- GIVEN INSTRUCTION
Extract each line of the data and write it out again exactly.

--- START OF DATA LINES ---

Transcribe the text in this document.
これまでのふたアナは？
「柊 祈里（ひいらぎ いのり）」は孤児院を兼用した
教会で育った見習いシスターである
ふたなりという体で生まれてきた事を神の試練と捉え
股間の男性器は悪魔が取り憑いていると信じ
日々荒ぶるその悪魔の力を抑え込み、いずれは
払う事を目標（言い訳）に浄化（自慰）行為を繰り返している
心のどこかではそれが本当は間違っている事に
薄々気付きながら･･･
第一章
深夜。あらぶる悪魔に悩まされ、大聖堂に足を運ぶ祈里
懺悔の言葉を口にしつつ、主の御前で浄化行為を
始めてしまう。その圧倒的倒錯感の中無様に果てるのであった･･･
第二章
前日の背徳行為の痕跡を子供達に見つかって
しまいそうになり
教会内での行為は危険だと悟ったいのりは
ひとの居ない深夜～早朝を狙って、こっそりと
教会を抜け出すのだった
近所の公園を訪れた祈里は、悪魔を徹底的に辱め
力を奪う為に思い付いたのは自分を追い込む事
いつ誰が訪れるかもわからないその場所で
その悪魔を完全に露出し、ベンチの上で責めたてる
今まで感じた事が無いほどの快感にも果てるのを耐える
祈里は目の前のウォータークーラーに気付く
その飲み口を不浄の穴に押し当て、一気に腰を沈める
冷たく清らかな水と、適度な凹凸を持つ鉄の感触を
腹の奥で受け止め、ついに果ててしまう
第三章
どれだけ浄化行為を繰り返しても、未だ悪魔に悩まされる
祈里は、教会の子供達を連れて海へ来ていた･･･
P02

--- END OF DATA LINES ---

- EXERCISE RESULT
Transcribe the text in this document.
これまでのふたアナは？
「柊 祈里（ひいらぎ いのり）」は孤児院を兼用した
教会で育った見習いシスターである
ふたなりという体で生まれてきた事を神の試練と捉え
股間の男性器は悪魔が取り憑いていると信じ
日々荒ぶるその悪魔の力を抑え込み、いずれは
払う事を目標（言い訳）に浄化（自慰）行為を繰り返している
心のどこかではそれが本当は間違っている事に
薄々気付きながら･･･
第一章
深夜。あらぶる悪魔に悩まされ、大聖堂に足を運ぶ祈里
懺悔の言葉を口にしつつ、主の御前で浄化行為を
始めてしまう。その圧倒的倒錯感の中無様に果てるのであった･･･
第二章
前日の背徳行為の痕跡を子供達に見つかって
しまいそうになり
教会内での行為は危険だと悟ったいのりは
ひとの居ない深夜～早朝を狙って、こっそりと
教会を抜け出すのだった
近所の公園を訪れた祈里は、悪魔を徹底的に辱め
力を奪う為に思い付いたのは自分を追い込む事
いつ誰が訪れるかもわからないその場所で
その悪魔を完全に露出し、ベンチの上で責めたてる
今まで感じた事が無いほどの快感にも果てるのを耐える
祈里は目の前のウォータークーラーに気付く
その飲み口を不浄の穴に押し当て、一気に腰を沈める
冷たく清らかな水と、適度な凹凸を持つ鉄の感触を
腹の奥で受け止め、ついに果ててしまう
第三章
どれだけ浄化行為を繰り返しても、未だ悪魔に悩まされる
祈里は、教会の子供達を連れて海へ来ていた･･･
P02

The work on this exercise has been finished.